GIVEN PROBLEM: Reproduce the entries exactly.

--- Begin ---

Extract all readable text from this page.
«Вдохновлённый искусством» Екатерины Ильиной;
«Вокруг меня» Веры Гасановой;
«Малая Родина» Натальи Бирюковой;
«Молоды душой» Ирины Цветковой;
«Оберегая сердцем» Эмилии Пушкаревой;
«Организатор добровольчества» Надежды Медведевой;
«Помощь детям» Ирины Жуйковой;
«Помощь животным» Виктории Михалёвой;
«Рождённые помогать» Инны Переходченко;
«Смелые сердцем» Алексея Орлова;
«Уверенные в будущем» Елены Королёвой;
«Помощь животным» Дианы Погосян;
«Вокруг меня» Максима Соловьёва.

--- End ---

FINISHED EXERCISE:
Extract all readable text from this page.
«Вдохновлённый искусством» Екатерины Ильиной;
«Вокруг меня» Веры Гасановой;
«Малая Родина» Натальи Бирюковой;
«Молоды душой» Ирины Цветковой;
«Оберегая сердцем» Эмилии Пушкаревой;
«Организатор добровольчества» Надежды Медведевой;
«Помощь детям» Ирины Жуйковой;
«Помощь животным» Виктории Михалёвой;
«Рождённые помогать» Инны Переходченко;
«Смелые сердцем» Алексея Орлова;
«Уверенные в будущем» Елены Королёвой;
«Помощь животным» Дианы Погосян;
«Вокруг меня» Максима Соловьёва.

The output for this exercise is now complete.